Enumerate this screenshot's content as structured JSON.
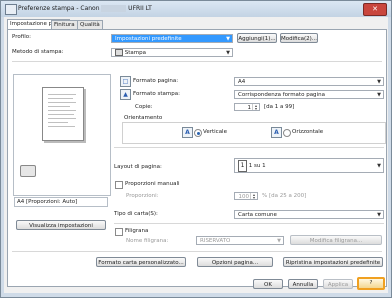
{
  "window": {
    "title": "Preferenze stampa - Canon",
    "title_suffix": "UFRII LT"
  },
  "tabs": [
    "Impostazione pagina",
    "Finitura",
    "Qualità"
  ],
  "profile": {
    "label": "Profilo:",
    "value": "Impostazioni predefinite",
    "add_label": "Aggiungi(1)...",
    "edit_label": "Modifica(2)..."
  },
  "method": {
    "label": "Metodo di stampa:",
    "value": "Stampa"
  },
  "preview_caption": "A4 [Proporzioni: Auto]",
  "view_settings_label": "Visualizza impostazioni",
  "page_size": {
    "label": "Formato pagina:",
    "value": "A4"
  },
  "output_size": {
    "label": "Formato stampa:",
    "value": "Corrispondenza formato pagina"
  },
  "copies": {
    "label": "Copie:",
    "value": "1",
    "range": "[da 1 a 99]"
  },
  "orientation": {
    "label": "Orientamento",
    "portrait": "Verticale",
    "landscape": "Orizzontale"
  },
  "page_layout": {
    "label": "Layout di pagina:",
    "value": "1 su 1"
  },
  "manual_scaling": {
    "label": "Proporzioni manuali",
    "sub_label": "Proporzioni:",
    "value": "100",
    "range": "% [da 25 a 200]"
  },
  "paper_type": {
    "label": "Tipo di carta(S):",
    "value": "Carta comune"
  },
  "watermark": {
    "label": "Filigrana",
    "name_label": "Nome filigrana:",
    "value": "RISERVATO",
    "edit_label": "Modifica filigrana..."
  },
  "bottom_buttons": {
    "custom_paper": "Formato carta personalizzato...",
    "page_options": "Opzioni pagina...",
    "restore": "Ripristina impostazioni predefinite"
  },
  "dialog_buttons": {
    "ok": "OK",
    "cancel": "Annulla",
    "apply": "Applica",
    "help": "?"
  },
  "icons": {
    "close": "close-icon",
    "printer": "printer-icon",
    "page": "page-size-icon",
    "output": "output-size-icon",
    "portrait": "portrait-icon",
    "landscape": "landscape-icon",
    "layout": "page-layout-icon",
    "preview_printer": "printer-preview-icon"
  }
}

> Written instruction:
Copy out all the data without changing anything, and drop the pictures.

> Exercise response:
Enumerate this screenshot's content as structured JSON.
{
  "window": {
    "title": "Preferenze stampa - Canon",
    "title_suffix": "UFRII LT"
  },
  "tabs": [
    "Impostazione pagina",
    "Finitura",
    "Qualità"
  ],
  "profile": {
    "label": "Profilo:",
    "value": "Impostazioni predefinite",
    "add_label": "Aggiungi(1)...",
    "edit_label": "Modifica(2)..."
  },
  "method": {
    "label": "Metodo di stampa:",
    "value": "Stampa"
  },
  "preview_caption": "A4 [Proporzioni: Auto]",
  "view_settings_label": "Visualizza impostazioni",
  "page_size": {
    "label": "Formato pagina:",
    "value": "A4"
  },
  "output_size": {
    "label": "Formato stampa:",
    "value": "Corrispondenza formato pagina"
  },
  "copies": {
    "label": "Copie:",
    "value": "1",
    "range": "[da 1 a 99]"
  },
  "orientation": {
    "label": "Orientamento",
    "portrait": "Verticale",
    "landscape": "Orizzontale"
  },
  "page_layout": {
    "label": "Layout di pagina:",
    "value": "1 su 1"
  },
  "manual_scaling": {
    "label": "Proporzioni manuali",
    "sub_label": "Proporzioni:",
    "value": "100",
    "range": "% [da 25 a 200]"
  },
  "paper_type": {
    "label": "Tipo di carta(S):",
    "value": "Carta comune"
  },
  "watermark": {
    "label": "Filigrana",
    "name_label": "Nome filigrana:",
    "value": "RISERVATO",
    "edit_label": "Modifica filigrana..."
  },
  "bottom_buttons": {
    "custom_paper": "Formato carta personalizzato...",
    "page_options": "Opzioni pagina...",
    "restore": "Ripristina impostazioni predefinite"
  },
  "dialog_buttons": {
    "ok": "OK",
    "cancel": "Annulla",
    "apply": "Applica",
    "help": "?"
  },
  "icons": {
    "close": "close-icon",
    "printer": "printer-icon",
    "page": "page-size-icon",
    "output": "output-size-icon",
    "portrait": "portrait-icon",
    "landscape": "landscape-icon",
    "layout": "page-layout-icon",
    "preview_printer": "printer-preview-icon"
  }
}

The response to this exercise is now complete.